**Data shown**:
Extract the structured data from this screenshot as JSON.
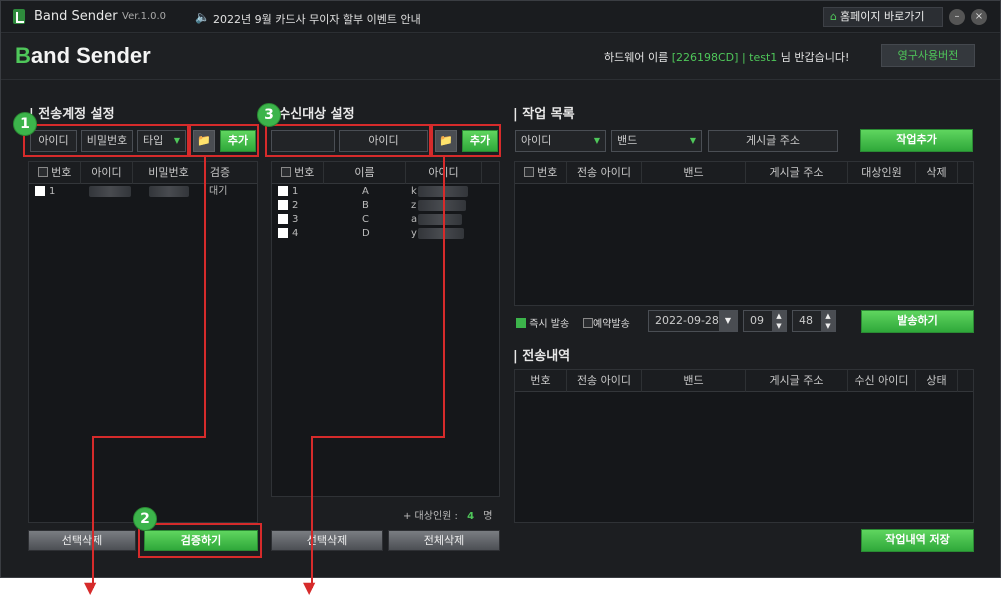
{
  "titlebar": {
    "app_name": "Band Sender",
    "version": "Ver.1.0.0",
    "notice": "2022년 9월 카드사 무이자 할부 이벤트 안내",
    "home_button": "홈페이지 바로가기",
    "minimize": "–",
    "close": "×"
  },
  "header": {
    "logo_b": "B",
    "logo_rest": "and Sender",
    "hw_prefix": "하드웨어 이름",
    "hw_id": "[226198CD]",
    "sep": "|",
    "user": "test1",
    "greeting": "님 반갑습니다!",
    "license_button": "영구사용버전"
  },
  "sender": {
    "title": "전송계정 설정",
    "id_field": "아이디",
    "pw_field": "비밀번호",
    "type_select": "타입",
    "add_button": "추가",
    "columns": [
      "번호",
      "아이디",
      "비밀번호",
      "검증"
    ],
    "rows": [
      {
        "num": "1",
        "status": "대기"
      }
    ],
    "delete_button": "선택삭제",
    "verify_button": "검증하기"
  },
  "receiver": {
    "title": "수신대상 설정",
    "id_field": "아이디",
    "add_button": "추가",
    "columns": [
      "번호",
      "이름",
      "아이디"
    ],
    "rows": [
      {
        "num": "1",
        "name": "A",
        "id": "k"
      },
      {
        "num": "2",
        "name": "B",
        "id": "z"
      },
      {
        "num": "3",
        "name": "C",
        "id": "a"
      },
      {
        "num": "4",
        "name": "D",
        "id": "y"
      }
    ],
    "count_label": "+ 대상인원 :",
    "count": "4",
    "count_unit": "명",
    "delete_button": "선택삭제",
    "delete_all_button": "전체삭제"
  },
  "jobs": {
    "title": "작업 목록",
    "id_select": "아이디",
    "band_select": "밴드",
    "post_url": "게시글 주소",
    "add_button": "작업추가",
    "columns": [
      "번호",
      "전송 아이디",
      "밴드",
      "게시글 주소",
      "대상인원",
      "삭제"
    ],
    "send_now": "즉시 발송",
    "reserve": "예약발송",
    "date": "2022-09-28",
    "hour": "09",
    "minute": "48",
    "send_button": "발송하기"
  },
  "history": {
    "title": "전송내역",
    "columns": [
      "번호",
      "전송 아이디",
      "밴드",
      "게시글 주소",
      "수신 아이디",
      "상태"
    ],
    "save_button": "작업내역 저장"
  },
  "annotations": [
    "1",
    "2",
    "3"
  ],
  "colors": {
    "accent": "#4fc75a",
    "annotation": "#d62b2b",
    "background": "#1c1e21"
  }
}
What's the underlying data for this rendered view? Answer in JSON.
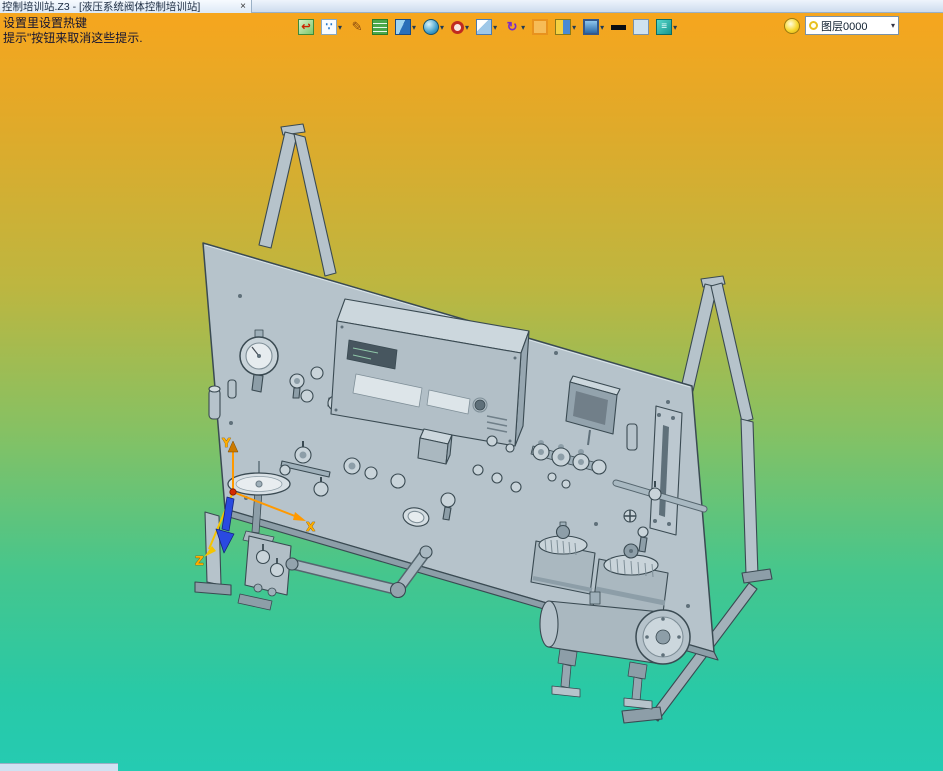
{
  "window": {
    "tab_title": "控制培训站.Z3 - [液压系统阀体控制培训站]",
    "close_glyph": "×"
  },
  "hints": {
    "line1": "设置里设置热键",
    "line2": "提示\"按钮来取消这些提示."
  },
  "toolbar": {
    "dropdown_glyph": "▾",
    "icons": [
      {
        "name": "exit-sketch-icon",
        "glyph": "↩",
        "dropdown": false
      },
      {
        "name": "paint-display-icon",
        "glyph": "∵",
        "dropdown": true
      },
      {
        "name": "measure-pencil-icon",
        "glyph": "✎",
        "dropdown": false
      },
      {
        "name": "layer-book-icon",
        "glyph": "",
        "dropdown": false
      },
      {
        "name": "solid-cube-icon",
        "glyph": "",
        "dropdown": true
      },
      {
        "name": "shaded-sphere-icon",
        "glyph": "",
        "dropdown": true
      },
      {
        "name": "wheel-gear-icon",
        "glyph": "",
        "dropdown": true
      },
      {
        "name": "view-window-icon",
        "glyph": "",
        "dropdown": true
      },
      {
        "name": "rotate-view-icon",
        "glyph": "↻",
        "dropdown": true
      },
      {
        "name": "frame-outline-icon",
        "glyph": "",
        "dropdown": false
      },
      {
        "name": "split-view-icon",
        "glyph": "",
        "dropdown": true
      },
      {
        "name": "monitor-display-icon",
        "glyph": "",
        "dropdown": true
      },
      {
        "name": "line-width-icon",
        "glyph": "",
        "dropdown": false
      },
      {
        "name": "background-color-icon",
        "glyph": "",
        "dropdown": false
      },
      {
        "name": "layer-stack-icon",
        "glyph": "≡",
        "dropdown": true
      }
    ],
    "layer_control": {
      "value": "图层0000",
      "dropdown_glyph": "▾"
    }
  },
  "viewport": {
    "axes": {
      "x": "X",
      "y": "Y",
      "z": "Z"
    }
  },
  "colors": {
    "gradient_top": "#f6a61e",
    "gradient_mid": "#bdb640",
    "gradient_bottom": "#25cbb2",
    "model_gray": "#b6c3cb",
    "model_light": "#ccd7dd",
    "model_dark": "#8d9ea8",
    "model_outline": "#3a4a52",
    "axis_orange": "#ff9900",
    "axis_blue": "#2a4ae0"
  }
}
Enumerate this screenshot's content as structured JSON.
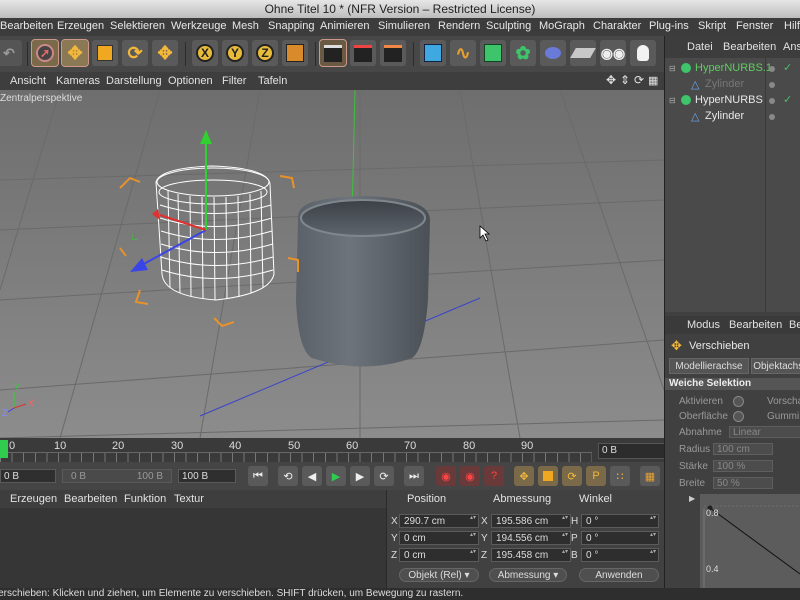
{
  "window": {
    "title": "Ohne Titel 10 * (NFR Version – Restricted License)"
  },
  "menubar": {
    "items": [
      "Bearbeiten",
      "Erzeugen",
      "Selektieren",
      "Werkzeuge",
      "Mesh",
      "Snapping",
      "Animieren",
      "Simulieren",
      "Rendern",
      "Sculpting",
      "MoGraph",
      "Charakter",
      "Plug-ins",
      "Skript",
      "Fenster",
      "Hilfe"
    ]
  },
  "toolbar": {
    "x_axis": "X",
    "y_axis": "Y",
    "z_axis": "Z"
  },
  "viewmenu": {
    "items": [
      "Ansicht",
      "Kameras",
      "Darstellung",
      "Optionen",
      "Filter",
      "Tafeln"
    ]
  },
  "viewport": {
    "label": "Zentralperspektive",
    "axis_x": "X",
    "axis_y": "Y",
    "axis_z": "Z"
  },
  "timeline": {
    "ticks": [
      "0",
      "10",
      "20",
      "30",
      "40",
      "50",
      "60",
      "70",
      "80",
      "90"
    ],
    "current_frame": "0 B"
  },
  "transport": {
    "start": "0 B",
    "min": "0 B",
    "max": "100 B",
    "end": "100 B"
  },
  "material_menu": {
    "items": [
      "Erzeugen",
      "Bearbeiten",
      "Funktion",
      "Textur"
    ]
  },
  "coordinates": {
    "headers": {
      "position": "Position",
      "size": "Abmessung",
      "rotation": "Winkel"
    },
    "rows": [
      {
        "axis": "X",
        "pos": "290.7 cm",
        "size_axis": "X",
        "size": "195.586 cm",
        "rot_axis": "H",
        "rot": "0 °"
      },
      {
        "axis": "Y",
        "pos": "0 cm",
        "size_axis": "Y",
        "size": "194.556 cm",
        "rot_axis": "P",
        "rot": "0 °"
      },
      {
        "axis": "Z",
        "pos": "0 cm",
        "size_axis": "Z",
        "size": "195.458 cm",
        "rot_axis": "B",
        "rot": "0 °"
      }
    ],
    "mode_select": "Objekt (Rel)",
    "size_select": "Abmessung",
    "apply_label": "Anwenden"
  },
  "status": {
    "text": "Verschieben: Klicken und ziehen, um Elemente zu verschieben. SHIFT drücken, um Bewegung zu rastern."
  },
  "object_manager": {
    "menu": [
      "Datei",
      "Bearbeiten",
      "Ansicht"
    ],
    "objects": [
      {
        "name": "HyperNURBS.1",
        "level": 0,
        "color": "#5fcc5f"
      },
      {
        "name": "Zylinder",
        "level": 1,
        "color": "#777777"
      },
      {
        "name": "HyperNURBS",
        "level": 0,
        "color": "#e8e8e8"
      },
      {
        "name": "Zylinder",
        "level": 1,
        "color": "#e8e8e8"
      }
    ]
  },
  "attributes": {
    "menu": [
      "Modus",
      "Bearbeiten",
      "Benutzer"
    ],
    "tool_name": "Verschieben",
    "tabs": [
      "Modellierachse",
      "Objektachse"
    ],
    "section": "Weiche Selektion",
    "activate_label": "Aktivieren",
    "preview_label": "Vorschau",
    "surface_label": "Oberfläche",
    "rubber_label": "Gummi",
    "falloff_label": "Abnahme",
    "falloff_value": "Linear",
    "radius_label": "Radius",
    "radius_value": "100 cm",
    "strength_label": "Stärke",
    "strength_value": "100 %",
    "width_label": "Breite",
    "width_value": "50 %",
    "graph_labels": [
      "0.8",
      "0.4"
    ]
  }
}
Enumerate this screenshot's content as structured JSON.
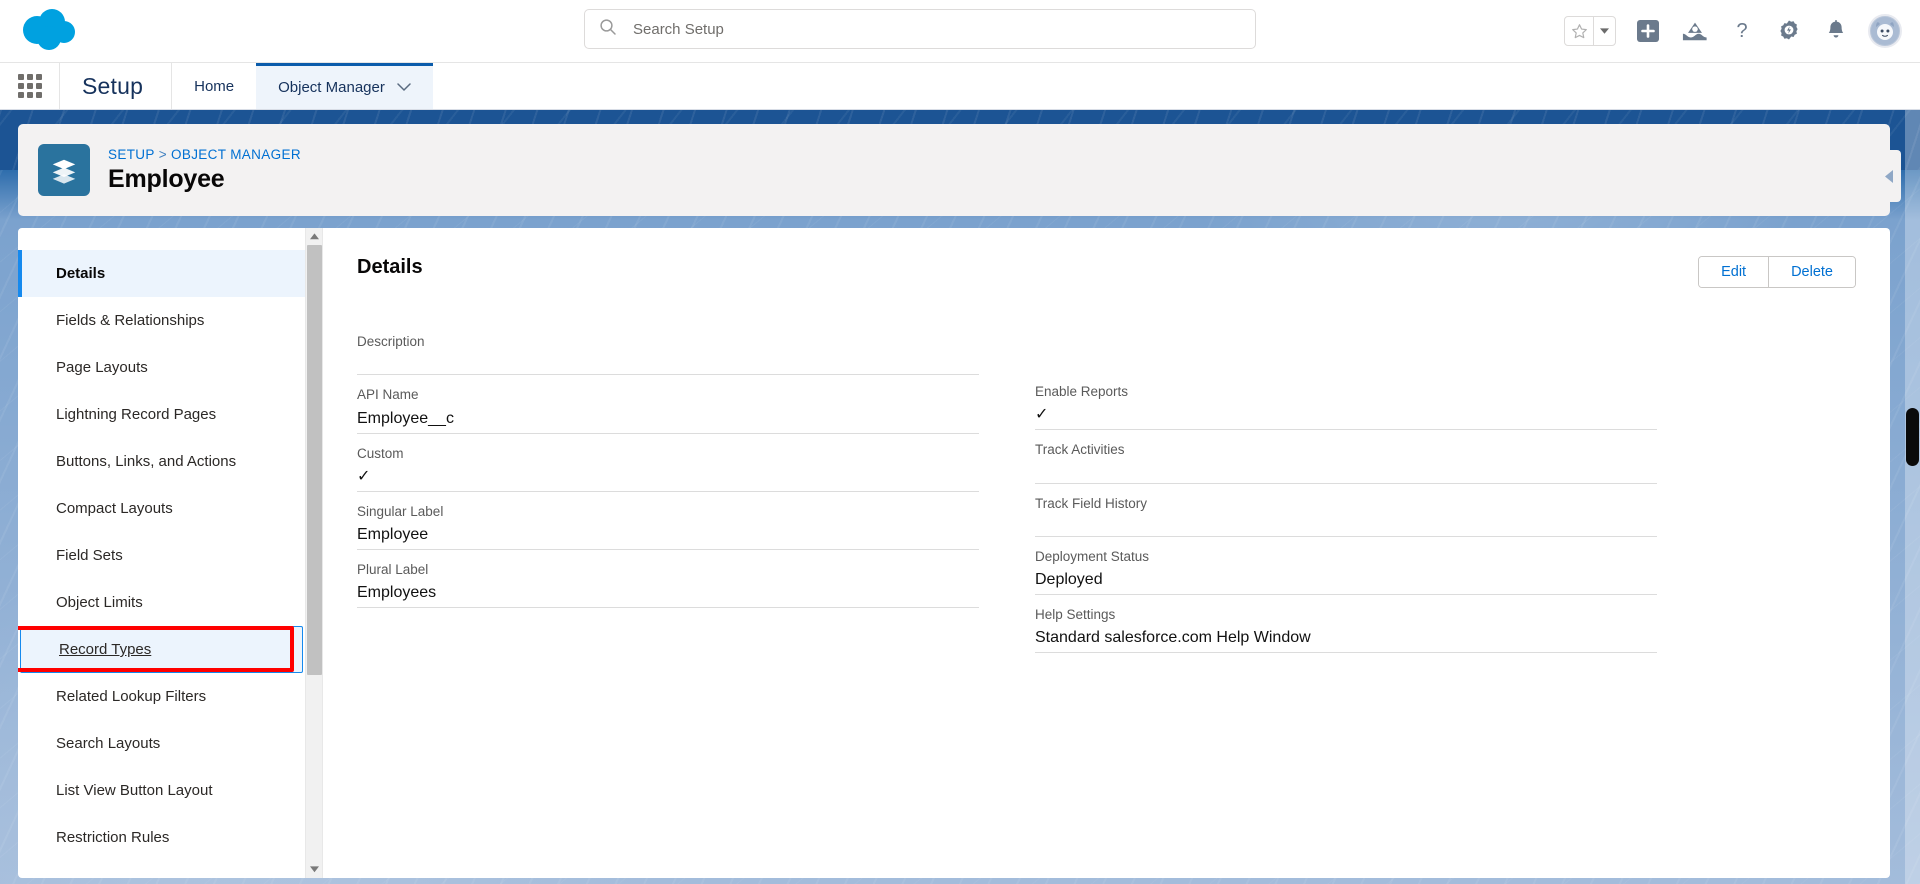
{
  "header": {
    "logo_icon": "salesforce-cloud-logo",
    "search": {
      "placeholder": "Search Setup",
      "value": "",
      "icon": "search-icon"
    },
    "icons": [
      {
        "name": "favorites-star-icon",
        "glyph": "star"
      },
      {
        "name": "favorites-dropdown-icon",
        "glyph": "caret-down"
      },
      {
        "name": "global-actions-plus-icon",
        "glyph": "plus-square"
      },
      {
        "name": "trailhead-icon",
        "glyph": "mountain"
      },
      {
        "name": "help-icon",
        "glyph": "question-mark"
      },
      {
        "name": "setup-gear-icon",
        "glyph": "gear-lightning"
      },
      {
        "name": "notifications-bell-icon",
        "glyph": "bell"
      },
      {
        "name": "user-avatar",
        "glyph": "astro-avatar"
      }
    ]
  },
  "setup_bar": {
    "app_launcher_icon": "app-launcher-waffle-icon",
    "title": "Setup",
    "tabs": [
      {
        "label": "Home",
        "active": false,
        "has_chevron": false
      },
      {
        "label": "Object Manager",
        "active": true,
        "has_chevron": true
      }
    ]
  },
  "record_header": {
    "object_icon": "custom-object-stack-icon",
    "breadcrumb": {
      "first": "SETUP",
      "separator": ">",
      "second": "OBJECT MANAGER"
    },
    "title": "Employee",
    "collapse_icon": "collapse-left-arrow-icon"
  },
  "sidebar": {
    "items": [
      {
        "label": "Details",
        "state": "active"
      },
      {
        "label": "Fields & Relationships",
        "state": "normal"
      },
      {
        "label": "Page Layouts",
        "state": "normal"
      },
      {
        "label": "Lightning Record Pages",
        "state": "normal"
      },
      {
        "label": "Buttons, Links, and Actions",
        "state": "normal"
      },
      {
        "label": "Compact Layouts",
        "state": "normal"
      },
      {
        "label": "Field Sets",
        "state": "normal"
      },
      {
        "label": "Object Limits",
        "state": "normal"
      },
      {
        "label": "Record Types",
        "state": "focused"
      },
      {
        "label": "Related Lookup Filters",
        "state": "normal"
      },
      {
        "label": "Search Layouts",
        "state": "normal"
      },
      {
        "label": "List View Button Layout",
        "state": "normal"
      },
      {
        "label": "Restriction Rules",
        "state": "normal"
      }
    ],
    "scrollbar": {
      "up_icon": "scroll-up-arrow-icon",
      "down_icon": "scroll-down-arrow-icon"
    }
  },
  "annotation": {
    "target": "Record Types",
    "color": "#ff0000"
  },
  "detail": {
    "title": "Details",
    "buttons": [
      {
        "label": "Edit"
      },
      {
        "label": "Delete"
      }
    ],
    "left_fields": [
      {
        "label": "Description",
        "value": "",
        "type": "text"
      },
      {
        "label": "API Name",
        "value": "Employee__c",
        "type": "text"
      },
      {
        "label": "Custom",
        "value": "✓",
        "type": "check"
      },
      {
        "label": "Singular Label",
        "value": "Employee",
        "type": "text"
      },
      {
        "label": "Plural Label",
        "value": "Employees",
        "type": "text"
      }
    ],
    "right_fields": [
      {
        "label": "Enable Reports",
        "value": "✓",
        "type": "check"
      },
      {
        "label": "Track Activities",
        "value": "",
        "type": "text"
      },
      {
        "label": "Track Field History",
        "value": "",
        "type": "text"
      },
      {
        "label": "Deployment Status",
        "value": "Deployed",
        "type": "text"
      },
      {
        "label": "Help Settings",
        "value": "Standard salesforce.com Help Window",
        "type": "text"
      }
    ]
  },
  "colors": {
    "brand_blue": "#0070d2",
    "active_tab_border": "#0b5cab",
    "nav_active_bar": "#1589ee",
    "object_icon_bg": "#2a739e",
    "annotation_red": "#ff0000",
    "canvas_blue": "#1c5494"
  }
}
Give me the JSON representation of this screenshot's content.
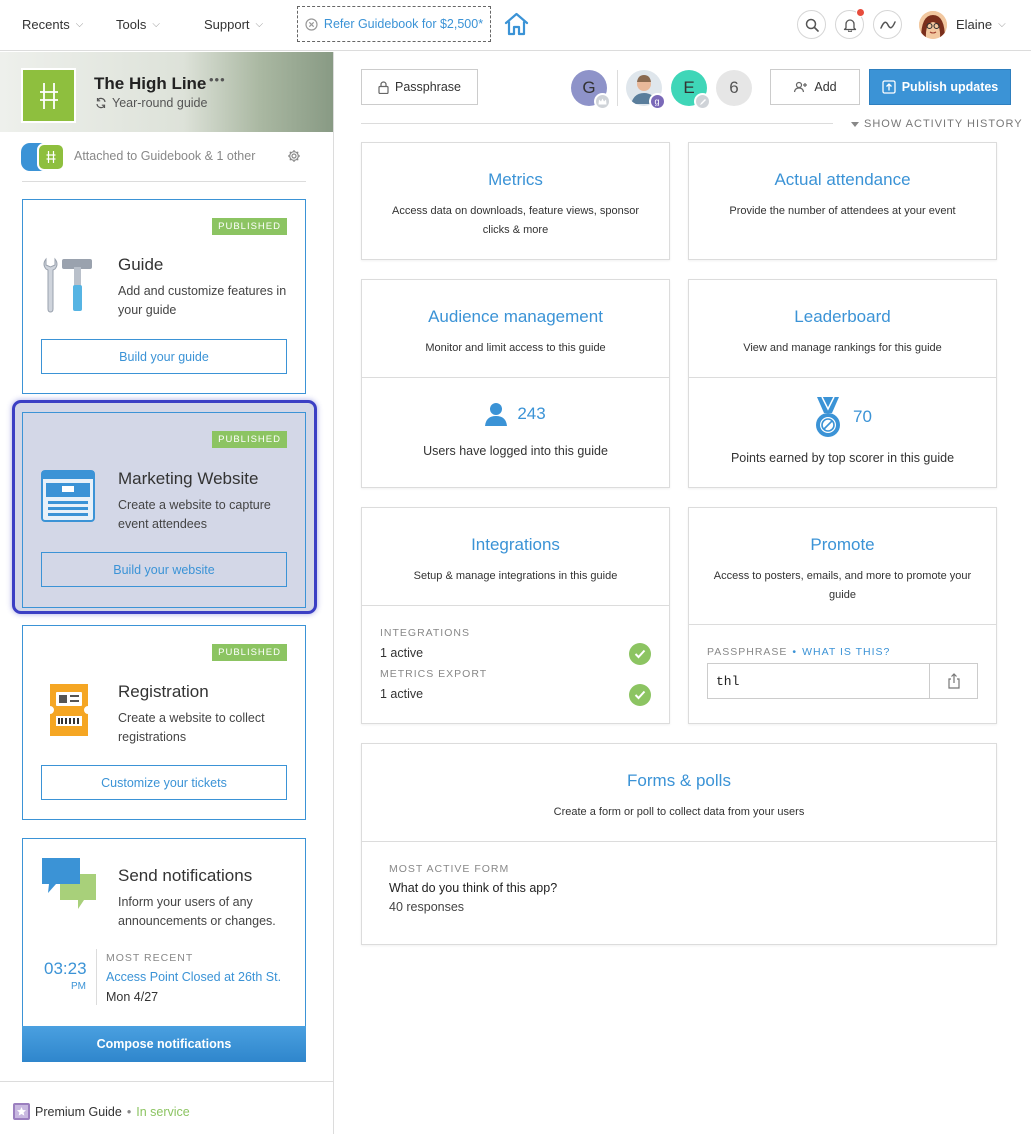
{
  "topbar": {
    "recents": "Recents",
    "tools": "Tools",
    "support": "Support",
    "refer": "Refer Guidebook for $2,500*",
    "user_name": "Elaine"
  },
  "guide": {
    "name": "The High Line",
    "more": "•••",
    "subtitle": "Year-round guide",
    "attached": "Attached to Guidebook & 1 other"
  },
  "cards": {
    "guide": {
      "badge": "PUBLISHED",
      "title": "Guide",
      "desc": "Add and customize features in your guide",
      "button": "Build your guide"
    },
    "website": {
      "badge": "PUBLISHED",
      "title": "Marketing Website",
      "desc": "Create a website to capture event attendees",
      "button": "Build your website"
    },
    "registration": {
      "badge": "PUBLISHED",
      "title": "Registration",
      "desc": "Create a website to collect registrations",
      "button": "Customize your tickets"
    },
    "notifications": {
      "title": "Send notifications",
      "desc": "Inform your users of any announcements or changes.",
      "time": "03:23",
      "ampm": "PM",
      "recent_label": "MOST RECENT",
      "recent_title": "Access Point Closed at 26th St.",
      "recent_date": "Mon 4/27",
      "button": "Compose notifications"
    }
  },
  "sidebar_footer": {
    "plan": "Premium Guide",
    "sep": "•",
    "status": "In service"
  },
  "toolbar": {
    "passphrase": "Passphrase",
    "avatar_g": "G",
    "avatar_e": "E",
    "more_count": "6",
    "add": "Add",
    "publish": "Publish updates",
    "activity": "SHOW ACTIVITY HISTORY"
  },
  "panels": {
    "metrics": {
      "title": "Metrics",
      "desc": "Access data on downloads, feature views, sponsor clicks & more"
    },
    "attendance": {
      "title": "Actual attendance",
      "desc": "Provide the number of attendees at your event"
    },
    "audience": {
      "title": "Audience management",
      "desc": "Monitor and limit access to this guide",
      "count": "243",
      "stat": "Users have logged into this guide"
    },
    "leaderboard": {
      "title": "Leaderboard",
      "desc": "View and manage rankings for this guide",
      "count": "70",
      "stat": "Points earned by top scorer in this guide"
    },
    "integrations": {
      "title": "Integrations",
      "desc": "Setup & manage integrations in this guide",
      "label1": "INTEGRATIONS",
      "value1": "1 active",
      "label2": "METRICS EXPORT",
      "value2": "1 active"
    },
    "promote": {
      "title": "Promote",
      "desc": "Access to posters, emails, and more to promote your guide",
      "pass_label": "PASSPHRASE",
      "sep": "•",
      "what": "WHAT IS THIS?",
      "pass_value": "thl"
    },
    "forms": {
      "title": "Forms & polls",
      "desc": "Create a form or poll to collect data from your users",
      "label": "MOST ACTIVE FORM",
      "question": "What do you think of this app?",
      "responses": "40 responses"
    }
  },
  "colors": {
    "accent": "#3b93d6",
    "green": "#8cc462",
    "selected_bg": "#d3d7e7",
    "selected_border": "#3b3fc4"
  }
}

**Written exercise**: Only the number is wanted: how many lines in the preceding entries hold the string "favorites"?

**Solution below**: 2